Problem to work on:
Return all lines in the material below that contain "болады".

Records for the task:
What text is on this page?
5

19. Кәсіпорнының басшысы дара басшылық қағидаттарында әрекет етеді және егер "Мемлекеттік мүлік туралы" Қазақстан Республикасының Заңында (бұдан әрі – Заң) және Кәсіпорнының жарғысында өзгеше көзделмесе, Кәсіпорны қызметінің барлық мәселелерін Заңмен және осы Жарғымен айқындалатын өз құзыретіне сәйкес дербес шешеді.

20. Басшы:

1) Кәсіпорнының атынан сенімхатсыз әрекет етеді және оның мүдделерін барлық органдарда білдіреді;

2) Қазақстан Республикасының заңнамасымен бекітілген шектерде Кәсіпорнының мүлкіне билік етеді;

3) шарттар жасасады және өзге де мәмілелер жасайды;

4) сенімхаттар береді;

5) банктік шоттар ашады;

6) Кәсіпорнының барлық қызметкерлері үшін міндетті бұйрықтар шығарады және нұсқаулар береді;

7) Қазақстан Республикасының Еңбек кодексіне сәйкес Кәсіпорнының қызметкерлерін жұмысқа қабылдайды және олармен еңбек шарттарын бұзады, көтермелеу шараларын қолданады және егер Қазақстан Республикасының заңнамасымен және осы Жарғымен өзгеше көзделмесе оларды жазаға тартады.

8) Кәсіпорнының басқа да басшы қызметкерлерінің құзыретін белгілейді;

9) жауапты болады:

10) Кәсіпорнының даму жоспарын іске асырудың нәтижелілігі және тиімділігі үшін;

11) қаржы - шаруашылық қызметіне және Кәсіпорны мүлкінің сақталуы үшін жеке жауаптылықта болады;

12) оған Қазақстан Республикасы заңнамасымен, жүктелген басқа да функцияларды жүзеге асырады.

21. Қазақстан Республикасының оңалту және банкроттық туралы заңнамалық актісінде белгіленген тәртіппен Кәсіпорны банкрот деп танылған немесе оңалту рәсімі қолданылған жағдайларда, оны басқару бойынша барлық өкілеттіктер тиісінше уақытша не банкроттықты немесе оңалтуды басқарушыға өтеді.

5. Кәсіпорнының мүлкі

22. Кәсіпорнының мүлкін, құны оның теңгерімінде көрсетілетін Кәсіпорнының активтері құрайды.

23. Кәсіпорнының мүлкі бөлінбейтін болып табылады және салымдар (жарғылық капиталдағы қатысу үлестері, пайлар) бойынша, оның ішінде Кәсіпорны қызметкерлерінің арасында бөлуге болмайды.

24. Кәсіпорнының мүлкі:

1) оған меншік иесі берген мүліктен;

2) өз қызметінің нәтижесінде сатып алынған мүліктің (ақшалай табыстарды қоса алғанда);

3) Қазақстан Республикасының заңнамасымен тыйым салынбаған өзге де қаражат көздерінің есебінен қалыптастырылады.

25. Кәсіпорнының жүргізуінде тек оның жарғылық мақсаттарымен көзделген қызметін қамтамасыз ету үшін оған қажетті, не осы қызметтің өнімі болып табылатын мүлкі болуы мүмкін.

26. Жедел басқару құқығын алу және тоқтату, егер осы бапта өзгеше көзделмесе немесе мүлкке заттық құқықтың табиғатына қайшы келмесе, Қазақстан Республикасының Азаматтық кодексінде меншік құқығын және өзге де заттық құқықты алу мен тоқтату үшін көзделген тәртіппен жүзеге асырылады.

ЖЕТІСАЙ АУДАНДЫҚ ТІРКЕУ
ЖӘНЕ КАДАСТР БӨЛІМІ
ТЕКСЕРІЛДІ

...

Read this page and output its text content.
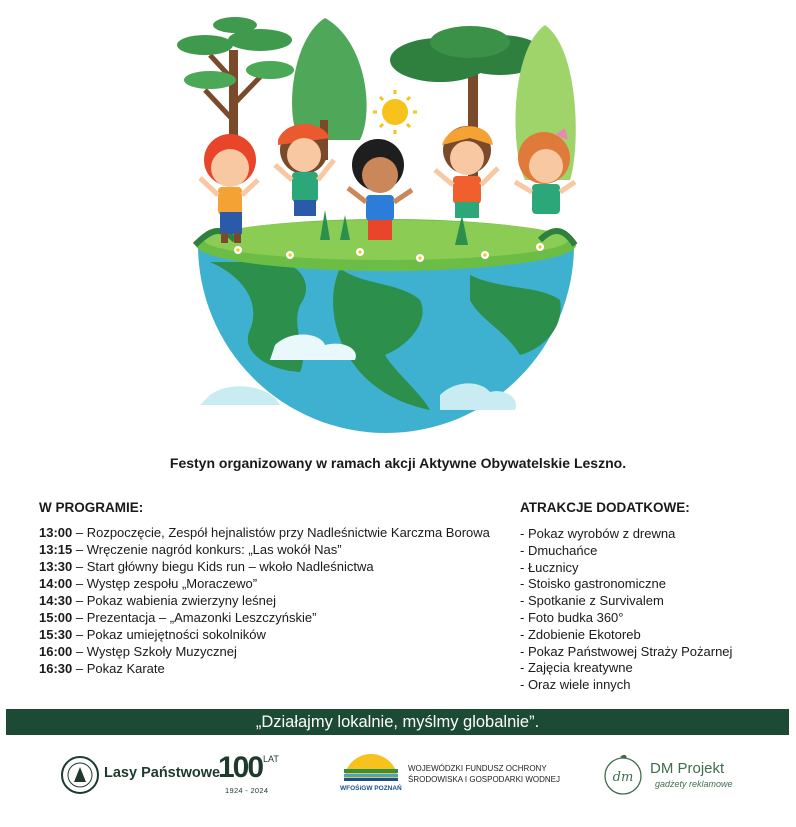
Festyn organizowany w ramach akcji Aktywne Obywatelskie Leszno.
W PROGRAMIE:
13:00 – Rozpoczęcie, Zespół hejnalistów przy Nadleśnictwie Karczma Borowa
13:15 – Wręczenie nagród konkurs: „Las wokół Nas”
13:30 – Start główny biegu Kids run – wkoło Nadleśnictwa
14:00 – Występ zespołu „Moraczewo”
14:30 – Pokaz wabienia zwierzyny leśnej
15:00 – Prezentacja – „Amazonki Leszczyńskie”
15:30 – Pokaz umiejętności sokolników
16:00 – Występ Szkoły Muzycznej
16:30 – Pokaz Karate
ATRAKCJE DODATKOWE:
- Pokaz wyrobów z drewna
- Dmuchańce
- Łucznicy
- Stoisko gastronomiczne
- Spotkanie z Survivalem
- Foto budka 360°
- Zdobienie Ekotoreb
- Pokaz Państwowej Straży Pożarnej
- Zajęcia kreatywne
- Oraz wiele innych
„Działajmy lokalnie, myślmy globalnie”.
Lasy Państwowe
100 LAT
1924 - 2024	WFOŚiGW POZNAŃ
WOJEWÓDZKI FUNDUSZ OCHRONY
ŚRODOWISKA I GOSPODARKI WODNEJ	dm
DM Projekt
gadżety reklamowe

Written response:
9) жауапты болады:
11) қаржы - шаруашылық қызметіне және Кәсіпорны мүлкінің сақталуы үшін жеке жауаптылықта болады;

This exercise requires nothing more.